§ Description of the task
Extract each line where the string "symbol" shows up.

§ Dataset rows
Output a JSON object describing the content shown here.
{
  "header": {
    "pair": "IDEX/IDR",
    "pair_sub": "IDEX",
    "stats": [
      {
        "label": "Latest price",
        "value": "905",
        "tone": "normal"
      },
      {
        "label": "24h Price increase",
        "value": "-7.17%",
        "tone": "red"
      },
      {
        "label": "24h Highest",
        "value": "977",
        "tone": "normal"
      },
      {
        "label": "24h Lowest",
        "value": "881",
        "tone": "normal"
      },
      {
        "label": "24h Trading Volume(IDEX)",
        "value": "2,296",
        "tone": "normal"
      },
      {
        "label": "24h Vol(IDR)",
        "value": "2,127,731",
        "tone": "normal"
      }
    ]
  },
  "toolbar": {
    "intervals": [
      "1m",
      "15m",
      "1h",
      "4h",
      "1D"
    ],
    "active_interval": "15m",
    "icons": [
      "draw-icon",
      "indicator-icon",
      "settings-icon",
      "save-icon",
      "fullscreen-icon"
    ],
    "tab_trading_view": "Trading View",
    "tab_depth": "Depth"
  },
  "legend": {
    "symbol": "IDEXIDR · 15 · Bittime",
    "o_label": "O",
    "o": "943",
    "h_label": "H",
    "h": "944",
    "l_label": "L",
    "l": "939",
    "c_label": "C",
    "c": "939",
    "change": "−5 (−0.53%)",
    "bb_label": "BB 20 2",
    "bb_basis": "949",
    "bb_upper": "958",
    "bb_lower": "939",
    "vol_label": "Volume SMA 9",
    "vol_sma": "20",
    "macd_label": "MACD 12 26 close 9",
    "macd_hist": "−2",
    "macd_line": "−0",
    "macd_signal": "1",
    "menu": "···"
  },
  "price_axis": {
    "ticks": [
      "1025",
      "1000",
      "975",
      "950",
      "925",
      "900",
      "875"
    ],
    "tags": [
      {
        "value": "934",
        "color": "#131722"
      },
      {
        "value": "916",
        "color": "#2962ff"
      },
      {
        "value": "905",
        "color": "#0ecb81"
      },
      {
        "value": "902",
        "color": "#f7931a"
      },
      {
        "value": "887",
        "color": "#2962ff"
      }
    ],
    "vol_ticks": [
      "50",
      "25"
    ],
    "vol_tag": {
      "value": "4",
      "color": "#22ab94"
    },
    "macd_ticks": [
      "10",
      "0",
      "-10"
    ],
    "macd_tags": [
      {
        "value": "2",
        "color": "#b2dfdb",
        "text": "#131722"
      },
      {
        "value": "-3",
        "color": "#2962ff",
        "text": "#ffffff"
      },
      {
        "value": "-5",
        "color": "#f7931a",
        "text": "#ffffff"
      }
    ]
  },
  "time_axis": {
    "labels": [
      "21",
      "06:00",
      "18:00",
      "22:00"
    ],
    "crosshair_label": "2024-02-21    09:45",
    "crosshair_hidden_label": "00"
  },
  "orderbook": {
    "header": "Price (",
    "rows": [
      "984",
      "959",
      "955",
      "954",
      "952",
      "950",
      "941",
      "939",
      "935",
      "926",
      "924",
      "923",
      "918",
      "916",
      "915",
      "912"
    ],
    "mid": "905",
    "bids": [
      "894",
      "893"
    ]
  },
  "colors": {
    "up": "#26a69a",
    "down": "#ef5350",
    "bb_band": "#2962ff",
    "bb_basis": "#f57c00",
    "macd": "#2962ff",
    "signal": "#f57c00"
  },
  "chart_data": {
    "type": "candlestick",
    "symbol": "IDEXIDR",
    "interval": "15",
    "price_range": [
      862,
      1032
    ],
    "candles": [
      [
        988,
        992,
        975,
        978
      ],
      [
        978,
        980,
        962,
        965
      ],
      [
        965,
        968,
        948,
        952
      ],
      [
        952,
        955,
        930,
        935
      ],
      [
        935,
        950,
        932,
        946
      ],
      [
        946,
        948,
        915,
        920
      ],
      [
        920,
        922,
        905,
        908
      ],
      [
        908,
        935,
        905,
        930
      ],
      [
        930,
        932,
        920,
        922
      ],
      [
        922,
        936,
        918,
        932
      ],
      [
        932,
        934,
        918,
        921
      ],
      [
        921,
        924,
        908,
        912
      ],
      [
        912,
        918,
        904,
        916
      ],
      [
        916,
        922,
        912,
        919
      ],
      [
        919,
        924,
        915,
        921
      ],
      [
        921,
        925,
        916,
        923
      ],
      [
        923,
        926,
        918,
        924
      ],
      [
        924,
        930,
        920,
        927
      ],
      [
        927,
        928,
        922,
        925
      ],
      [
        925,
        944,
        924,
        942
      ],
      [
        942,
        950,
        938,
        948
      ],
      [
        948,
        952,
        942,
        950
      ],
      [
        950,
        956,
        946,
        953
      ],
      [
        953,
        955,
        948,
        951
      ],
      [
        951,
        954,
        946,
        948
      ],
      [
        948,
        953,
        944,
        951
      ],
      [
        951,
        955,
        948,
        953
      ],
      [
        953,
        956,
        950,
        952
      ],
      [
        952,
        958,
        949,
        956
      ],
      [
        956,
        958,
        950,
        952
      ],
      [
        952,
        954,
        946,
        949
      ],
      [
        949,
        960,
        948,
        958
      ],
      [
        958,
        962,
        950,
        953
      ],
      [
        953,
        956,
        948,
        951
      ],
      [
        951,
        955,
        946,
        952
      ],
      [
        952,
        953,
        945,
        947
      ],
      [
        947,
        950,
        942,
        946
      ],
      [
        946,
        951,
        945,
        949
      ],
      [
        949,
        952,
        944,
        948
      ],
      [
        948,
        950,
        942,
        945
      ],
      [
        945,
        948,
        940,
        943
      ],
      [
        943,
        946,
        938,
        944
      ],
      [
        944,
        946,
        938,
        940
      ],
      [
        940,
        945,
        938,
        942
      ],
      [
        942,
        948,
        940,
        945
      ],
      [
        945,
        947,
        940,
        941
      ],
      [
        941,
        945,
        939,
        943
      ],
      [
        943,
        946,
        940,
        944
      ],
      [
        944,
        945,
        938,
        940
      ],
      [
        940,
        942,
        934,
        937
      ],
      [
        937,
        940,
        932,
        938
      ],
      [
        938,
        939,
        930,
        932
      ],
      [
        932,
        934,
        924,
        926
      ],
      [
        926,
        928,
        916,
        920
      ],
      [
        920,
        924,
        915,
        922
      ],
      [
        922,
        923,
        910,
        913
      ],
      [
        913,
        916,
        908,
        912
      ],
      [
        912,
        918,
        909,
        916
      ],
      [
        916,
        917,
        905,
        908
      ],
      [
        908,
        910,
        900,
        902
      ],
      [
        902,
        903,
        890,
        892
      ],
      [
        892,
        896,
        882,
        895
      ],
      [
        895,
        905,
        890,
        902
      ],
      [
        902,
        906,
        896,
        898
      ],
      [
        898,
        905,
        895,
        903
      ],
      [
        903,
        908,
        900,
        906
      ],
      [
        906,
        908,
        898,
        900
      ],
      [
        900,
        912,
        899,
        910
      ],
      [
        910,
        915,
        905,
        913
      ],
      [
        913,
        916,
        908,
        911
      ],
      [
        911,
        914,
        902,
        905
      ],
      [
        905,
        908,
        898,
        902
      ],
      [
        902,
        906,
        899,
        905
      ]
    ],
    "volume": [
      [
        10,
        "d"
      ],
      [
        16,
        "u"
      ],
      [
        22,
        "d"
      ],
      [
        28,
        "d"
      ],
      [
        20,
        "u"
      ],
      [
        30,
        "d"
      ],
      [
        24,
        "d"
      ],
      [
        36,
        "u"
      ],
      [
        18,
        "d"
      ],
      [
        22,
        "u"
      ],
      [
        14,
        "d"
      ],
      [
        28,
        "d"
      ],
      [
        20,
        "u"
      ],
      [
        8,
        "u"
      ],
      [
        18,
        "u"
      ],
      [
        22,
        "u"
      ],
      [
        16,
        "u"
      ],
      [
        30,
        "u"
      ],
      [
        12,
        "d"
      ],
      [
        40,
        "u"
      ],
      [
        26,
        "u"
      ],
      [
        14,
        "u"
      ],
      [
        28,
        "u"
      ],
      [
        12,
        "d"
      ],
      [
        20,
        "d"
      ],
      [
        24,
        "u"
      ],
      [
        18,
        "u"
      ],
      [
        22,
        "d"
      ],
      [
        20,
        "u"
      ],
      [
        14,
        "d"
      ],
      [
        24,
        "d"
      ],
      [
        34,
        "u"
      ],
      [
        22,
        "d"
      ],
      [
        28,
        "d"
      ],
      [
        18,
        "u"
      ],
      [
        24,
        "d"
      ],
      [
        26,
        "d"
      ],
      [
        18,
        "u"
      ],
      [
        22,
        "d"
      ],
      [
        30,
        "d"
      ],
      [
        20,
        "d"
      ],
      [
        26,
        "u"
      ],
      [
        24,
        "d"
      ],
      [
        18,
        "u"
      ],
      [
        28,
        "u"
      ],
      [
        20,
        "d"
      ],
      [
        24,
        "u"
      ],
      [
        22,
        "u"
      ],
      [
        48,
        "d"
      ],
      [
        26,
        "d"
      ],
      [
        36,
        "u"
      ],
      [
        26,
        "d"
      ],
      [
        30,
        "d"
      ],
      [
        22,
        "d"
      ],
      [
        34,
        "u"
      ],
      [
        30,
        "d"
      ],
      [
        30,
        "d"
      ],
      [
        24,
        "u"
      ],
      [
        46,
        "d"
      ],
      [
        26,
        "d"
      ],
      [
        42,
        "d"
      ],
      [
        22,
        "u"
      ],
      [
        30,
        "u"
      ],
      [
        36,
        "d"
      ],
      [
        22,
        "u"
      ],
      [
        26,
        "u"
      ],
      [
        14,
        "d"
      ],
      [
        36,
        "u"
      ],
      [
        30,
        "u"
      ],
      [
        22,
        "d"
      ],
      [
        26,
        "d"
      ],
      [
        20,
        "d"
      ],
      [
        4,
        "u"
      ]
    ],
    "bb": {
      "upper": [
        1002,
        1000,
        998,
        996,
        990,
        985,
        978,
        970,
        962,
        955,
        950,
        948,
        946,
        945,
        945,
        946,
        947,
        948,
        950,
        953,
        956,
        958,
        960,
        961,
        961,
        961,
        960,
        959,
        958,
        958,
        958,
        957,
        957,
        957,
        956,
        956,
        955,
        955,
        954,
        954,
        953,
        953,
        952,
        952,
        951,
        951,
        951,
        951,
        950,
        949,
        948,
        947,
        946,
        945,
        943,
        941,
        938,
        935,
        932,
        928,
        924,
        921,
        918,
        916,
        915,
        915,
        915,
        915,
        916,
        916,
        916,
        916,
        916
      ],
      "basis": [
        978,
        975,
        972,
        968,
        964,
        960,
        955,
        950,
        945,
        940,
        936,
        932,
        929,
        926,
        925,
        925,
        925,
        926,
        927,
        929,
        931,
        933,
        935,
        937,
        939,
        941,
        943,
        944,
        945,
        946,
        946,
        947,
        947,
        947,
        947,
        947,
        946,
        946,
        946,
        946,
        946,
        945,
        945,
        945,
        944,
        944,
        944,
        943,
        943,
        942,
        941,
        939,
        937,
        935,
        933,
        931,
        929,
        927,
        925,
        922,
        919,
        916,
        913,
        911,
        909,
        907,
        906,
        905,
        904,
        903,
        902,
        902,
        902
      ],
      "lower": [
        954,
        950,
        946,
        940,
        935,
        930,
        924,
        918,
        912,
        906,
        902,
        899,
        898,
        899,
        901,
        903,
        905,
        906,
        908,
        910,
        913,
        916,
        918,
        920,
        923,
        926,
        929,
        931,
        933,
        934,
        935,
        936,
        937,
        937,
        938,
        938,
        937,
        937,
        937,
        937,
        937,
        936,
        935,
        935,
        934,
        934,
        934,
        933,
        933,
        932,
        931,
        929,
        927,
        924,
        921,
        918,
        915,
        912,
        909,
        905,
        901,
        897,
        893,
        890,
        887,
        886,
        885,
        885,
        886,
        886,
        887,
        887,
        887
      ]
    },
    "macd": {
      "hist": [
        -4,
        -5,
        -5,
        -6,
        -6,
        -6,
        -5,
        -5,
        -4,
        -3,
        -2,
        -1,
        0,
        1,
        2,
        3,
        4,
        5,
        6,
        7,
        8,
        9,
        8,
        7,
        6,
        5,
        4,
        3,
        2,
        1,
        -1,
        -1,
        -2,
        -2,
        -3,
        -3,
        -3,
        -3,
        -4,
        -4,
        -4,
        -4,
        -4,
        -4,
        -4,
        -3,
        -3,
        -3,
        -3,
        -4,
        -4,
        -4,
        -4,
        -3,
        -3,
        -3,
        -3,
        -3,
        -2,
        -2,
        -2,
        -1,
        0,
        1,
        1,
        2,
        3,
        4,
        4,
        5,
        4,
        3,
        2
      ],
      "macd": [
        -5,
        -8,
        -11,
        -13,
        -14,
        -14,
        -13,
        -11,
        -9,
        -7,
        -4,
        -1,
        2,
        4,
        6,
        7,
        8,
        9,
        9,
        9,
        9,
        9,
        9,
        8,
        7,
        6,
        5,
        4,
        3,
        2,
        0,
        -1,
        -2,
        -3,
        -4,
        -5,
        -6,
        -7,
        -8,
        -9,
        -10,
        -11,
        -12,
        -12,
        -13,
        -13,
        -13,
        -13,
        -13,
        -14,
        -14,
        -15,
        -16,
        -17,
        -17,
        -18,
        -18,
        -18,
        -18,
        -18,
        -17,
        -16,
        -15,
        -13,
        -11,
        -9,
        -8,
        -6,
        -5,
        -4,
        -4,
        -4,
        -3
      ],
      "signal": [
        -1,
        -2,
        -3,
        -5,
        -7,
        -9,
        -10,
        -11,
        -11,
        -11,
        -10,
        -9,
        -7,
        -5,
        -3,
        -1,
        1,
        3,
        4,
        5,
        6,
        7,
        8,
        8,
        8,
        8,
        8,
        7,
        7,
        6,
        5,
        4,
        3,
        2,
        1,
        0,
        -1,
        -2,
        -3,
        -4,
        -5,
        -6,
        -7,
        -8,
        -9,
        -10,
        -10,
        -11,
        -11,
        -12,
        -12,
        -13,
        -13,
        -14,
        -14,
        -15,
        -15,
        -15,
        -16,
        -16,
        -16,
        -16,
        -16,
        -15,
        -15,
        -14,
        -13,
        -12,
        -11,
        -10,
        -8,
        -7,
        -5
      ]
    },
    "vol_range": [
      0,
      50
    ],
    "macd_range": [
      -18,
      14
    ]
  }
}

§ Exercise result
    "symbol": "IDEXIDR · 15 · Bittime",
    "symbol": "IDEXIDR",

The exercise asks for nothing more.